# Dataset excerpts
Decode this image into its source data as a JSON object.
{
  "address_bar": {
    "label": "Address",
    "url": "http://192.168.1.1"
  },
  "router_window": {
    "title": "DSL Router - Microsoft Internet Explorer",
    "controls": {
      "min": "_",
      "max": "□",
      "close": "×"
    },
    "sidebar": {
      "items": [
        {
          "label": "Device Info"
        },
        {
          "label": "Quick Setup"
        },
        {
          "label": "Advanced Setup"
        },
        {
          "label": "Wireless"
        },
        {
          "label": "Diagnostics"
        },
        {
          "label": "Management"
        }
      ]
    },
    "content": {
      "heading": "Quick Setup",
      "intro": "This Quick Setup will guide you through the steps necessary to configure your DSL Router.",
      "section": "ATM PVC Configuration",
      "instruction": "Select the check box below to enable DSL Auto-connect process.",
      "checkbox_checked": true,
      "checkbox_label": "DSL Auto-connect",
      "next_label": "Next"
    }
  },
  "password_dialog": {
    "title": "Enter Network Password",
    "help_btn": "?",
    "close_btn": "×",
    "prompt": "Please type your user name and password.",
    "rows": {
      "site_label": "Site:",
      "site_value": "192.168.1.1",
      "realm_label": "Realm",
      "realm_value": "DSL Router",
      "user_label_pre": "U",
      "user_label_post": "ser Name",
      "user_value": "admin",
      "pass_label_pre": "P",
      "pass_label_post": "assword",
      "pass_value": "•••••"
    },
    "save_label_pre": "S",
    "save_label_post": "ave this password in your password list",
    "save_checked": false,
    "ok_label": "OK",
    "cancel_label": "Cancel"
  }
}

# Directive
Copy out all of the records shown above exactly.

# The solution
Decode this image into its source data as a JSON object.
{
  "address_bar": {
    "label": "Address",
    "url": "http://192.168.1.1"
  },
  "router_window": {
    "title": "DSL Router - Microsoft Internet Explorer",
    "controls": {
      "min": "_",
      "max": "□",
      "close": "×"
    },
    "sidebar": {
      "items": [
        {
          "label": "Device Info"
        },
        {
          "label": "Quick Setup"
        },
        {
          "label": "Advanced Setup"
        },
        {
          "label": "Wireless"
        },
        {
          "label": "Diagnostics"
        },
        {
          "label": "Management"
        }
      ]
    },
    "content": {
      "heading": "Quick Setup",
      "intro": "This Quick Setup will guide you through the steps necessary to configure your DSL Router.",
      "section": "ATM PVC Configuration",
      "instruction": "Select the check box below to enable DSL Auto-connect process.",
      "checkbox_checked": true,
      "checkbox_label": "DSL Auto-connect",
      "next_label": "Next"
    }
  },
  "password_dialog": {
    "title": "Enter Network Password",
    "help_btn": "?",
    "close_btn": "×",
    "prompt": "Please type your user name and password.",
    "rows": {
      "site_label": "Site:",
      "site_value": "192.168.1.1",
      "realm_label": "Realm",
      "realm_value": "DSL Router",
      "user_label_pre": "U",
      "user_label_post": "ser Name",
      "user_value": "admin",
      "pass_label_pre": "P",
      "pass_label_post": "assword",
      "pass_value": "•••••"
    },
    "save_label_pre": "S",
    "save_label_post": "ave this password in your password list",
    "save_checked": false,
    "ok_label": "OK",
    "cancel_label": "Cancel"
  }
}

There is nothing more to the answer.